Written exercise: Without including any pictures, copy each entry below exactly.

## BEGIN

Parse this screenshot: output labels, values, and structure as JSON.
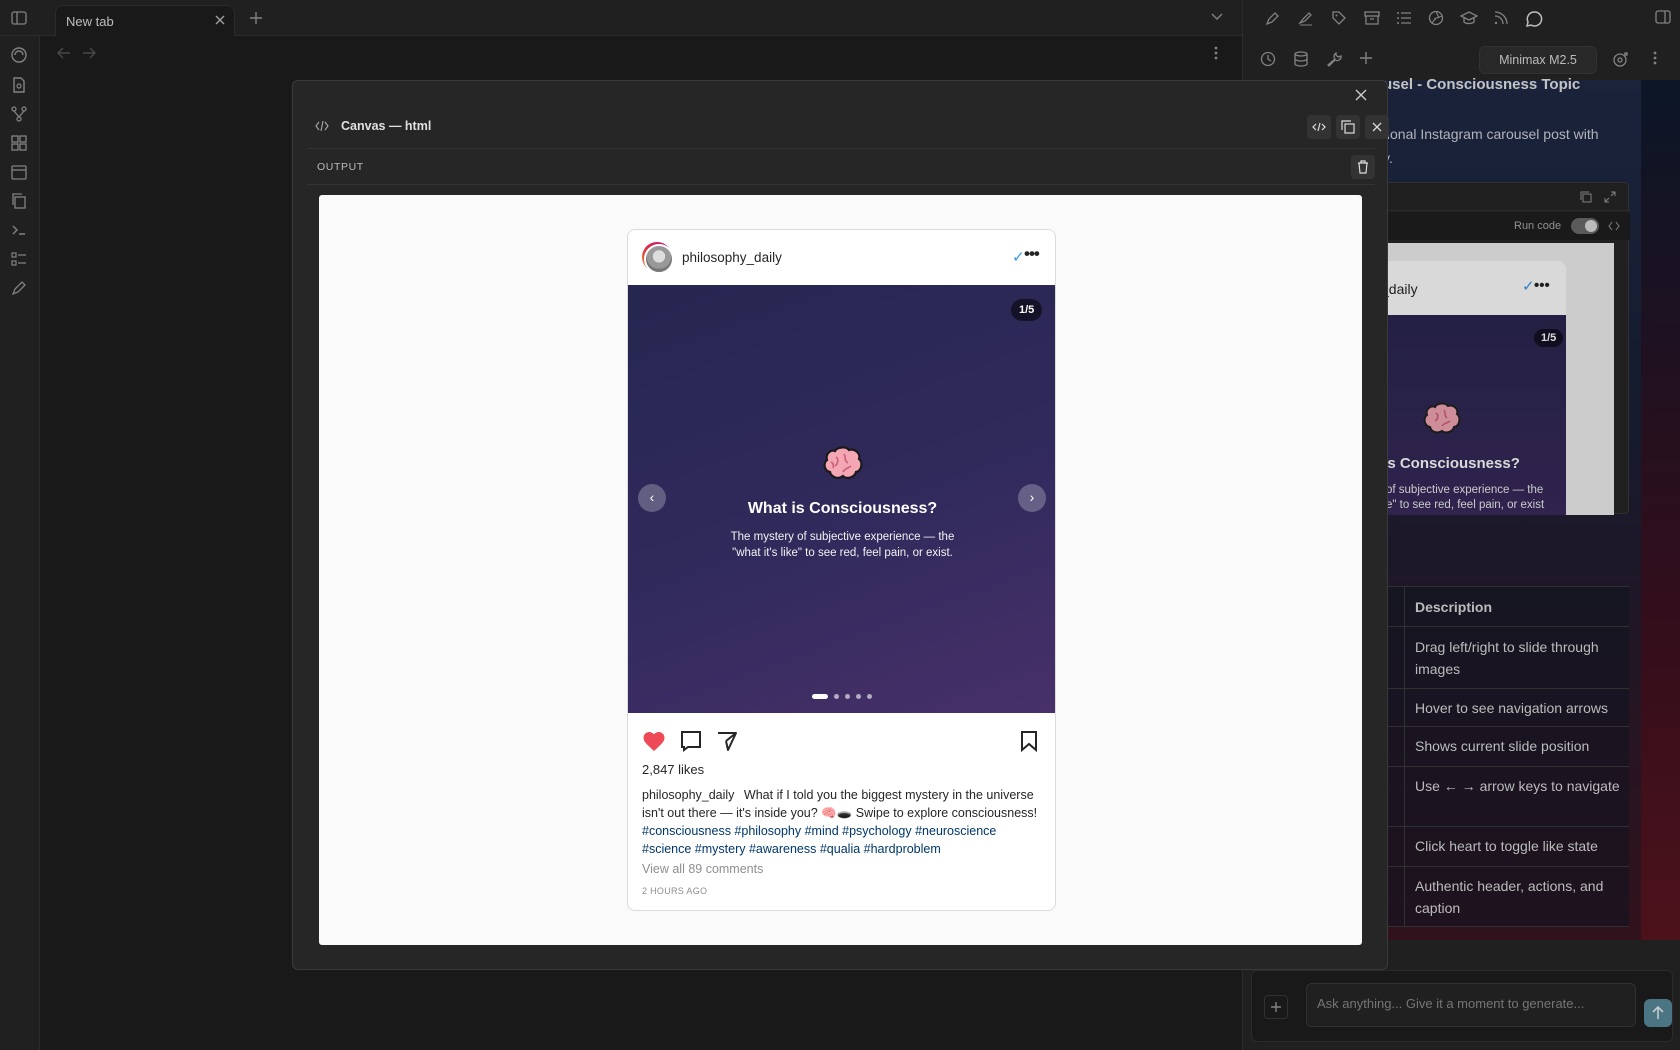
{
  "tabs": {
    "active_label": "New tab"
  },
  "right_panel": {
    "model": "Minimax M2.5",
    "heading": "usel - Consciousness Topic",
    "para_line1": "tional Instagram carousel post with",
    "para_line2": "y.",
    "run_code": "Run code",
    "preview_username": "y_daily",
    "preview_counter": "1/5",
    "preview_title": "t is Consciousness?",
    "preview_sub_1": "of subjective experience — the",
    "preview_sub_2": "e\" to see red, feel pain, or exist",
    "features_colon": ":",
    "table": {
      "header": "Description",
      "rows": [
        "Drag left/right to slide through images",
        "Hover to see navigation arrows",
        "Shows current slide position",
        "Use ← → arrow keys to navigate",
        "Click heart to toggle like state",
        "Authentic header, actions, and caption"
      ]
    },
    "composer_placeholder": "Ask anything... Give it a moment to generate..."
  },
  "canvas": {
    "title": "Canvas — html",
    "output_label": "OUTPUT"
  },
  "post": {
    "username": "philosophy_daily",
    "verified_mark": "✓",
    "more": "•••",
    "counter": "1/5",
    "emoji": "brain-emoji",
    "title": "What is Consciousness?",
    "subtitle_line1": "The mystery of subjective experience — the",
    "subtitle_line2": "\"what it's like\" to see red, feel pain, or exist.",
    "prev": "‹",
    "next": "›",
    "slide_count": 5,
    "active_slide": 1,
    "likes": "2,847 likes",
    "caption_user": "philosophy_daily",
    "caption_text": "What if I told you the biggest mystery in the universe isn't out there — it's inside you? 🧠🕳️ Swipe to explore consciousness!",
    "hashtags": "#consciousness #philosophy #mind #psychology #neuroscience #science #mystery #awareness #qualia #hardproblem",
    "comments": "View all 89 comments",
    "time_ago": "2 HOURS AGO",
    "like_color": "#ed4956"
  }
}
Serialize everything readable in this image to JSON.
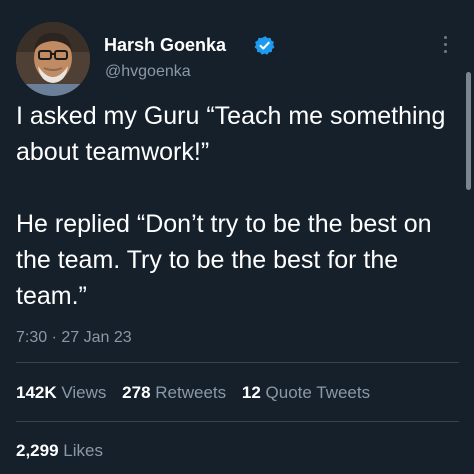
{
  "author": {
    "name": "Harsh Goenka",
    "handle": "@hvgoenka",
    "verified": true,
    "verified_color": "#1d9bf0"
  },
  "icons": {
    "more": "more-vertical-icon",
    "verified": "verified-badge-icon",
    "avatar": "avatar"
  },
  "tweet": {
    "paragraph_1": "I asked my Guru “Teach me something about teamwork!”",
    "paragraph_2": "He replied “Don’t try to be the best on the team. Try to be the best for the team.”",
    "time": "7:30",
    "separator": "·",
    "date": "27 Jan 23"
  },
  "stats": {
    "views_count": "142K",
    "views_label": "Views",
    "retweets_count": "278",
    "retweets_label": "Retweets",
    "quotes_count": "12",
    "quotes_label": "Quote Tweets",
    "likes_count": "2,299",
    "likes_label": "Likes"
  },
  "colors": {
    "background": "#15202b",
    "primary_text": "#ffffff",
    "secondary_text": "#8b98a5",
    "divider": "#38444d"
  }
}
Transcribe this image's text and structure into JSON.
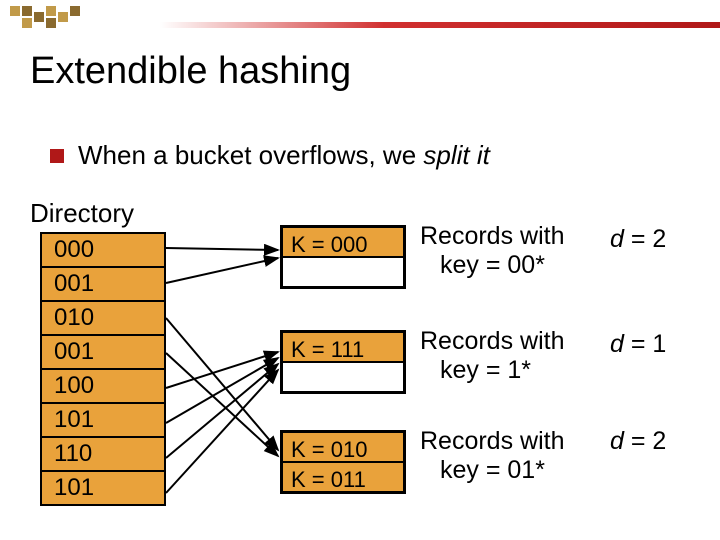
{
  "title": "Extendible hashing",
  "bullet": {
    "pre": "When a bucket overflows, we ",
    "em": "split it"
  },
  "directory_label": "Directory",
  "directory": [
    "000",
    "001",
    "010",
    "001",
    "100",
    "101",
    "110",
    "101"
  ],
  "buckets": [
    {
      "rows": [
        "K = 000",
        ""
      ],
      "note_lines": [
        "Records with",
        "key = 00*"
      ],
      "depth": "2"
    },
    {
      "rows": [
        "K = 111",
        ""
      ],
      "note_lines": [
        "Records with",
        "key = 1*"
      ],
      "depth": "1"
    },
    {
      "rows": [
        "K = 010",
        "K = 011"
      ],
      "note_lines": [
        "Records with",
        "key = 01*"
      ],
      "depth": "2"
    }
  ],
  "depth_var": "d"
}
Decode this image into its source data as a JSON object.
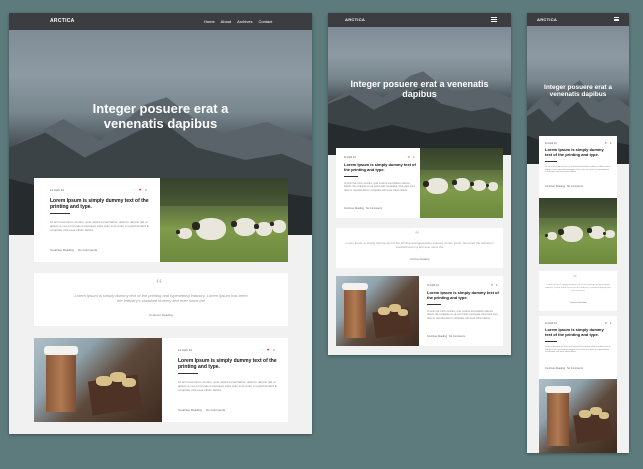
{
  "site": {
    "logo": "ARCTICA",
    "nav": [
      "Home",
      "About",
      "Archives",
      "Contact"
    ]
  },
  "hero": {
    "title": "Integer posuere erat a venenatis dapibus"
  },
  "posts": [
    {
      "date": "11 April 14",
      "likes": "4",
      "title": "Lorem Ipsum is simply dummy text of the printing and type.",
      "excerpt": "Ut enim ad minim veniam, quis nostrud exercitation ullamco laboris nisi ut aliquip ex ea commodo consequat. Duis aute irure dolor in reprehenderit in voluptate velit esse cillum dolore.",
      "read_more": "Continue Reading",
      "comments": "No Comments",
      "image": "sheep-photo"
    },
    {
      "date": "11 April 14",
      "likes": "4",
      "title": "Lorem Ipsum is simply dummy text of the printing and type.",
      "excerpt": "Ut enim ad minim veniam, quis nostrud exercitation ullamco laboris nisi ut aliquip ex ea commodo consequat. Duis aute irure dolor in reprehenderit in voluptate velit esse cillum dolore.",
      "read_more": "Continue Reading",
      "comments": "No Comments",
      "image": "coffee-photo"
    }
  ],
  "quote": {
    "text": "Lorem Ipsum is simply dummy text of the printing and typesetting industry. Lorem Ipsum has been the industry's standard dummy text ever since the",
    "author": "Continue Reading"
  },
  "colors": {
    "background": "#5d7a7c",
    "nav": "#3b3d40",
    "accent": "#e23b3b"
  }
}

## END

Exercise solution:
Parse this screenshot: output labels, values, and structure as JSON.
{
  "tabs": {
    "active_label": "New tab"
  },
  "right_panel": {
    "model": "Minimax M2.5",
    "heading": "usel - Consciousness Topic",
    "para_line1": "tional Instagram carousel post with",
    "para_line2": "y.",
    "run_code": "Run code",
    "preview_username": "y_daily",
    "preview_counter": "1/5",
    "preview_title": "t is Consciousness?",
    "preview_sub_1": "of subjective experience — the",
    "preview_sub_2": "e\" to see red, feel pain, or exist",
    "features_colon": ":",
    "table": {
      "header": "Description",
      "rows": [
        "Drag left/right to slide through images",
        "Hover to see navigation arrows",
        "Shows current slide position",
        "Use ← → arrow keys to navigate",
        "Click heart to toggle like state",
        "Authentic header, actions, and caption"
      ]
    },
    "composer_placeholder": "Ask anything... Give it a moment to generate..."
  },
  "canvas": {
    "title": "Canvas — html",
    "output_label": "OUTPUT"
  },
  "post": {
    "username": "philosophy_daily",
    "verified_mark": "✓",
    "more": "•••",
    "counter": "1/5",
    "emoji": "brain-emoji",
    "title": "What is Consciousness?",
    "subtitle_line1": "The mystery of subjective experience — the",
    "subtitle_line2": "\"what it's like\" to see red, feel pain, or exist.",
    "prev": "‹",
    "next": "›",
    "slide_count": 5,
    "active_slide": 1,
    "likes": "2,847 likes",
    "caption_user": "philosophy_daily",
    "caption_text": "What if I told you the biggest mystery in the universe isn't out there — it's inside you? 🧠🕳️ Swipe to explore consciousness!",
    "hashtags": "#consciousness #philosophy #mind #psychology #neuroscience #science #mystery #awareness #qualia #hardproblem",
    "comments": "View all 89 comments",
    "time_ago": "2 HOURS AGO",
    "like_color": "#ed4956"
  }
}
Serialize everything readable in this image to JSON.
{
  "author": {
    "name": "Harsh Goenka",
    "handle": "@hvgoenka",
    "verified": true,
    "verified_color": "#1d9bf0"
  },
  "icons": {
    "more": "more-vertical-icon",
    "verified": "verified-badge-icon",
    "avatar": "avatar"
  },
  "tweet": {
    "paragraph_1": "I asked my Guru “Teach me something about teamwork!”",
    "paragraph_2": "He replied “Don’t try to be the best on the team. Try to be the best for the team.”",
    "time": "7:30",
    "separator": "·",
    "date": "27 Jan 23"
  },
  "stats": {
    "views_count": "142K",
    "views_label": "Views",
    "retweets_count": "278",
    "retweets_label": "Retweets",
    "quotes_count": "12",
    "quotes_label": "Quote Tweets",
    "likes_count": "2,299",
    "likes_label": "Likes"
  },
  "colors": {
    "background": "#15202b",
    "primary_text": "#ffffff",
    "secondary_text": "#8b98a5",
    "divider": "#38444d"
  }
}
Transcribe this image's text and structure into JSON.
{
  "title": "Extendible hashing",
  "bullet": {
    "pre": "When a bucket overflows, we ",
    "em": "split it"
  },
  "directory_label": "Directory",
  "directory": [
    "000",
    "001",
    "010",
    "001",
    "100",
    "101",
    "110",
    "101"
  ],
  "buckets": [
    {
      "rows": [
        "K = 000",
        ""
      ],
      "note_lines": [
        "Records with",
        "key = 00*"
      ],
      "depth": "2"
    },
    {
      "rows": [
        "K = 111",
        ""
      ],
      "note_lines": [
        "Records with",
        "key = 1*"
      ],
      "depth": "1"
    },
    {
      "rows": [
        "K = 010",
        "K = 011"
      ],
      "note_lines": [
        "Records with",
        "key = 01*"
      ],
      "depth": "2"
    }
  ],
  "depth_var": "d"
}
Decode this image into its source data as a JSON object.
{
  "site": {
    "logo": "ARCTICA",
    "nav": [
      "Home",
      "About",
      "Archives",
      "Contact"
    ]
  },
  "hero": {
    "title": "Integer posuere erat a venenatis dapibus"
  },
  "posts": [
    {
      "date": "11 April 14",
      "likes": "4",
      "title": "Lorem Ipsum is simply dummy text of the printing and type.",
      "excerpt": "Ut enim ad minim veniam, quis nostrud exercitation ullamco laboris nisi ut aliquip ex ea commodo consequat. Duis aute irure dolor in reprehenderit in voluptate velit esse cillum dolore.",
      "read_more": "Continue Reading",
      "comments": "No Comments",
      "image": "sheep-photo"
    },
    {
      "date": "11 April 14",
      "likes": "4",
      "title": "Lorem Ipsum is simply dummy text of the printing and type.",
      "excerpt": "Ut enim ad minim veniam, quis nostrud exercitation ullamco laboris nisi ut aliquip ex ea commodo consequat. Duis aute irure dolor in reprehenderit in voluptate velit esse cillum dolore.",
      "read_more": "Continue Reading",
      "comments": "No Comments",
      "image": "coffee-photo"
    }
  ],
  "quote": {
    "text": "Lorem Ipsum is simply dummy text of the printing and typesetting industry. Lorem Ipsum has been the industry's standard dummy text ever since the",
    "author": "Continue Reading"
  },
  "colors": {
    "background": "#5d7a7c",
    "nav": "#3b3d40",
    "accent": "#e23b3b"
  }
}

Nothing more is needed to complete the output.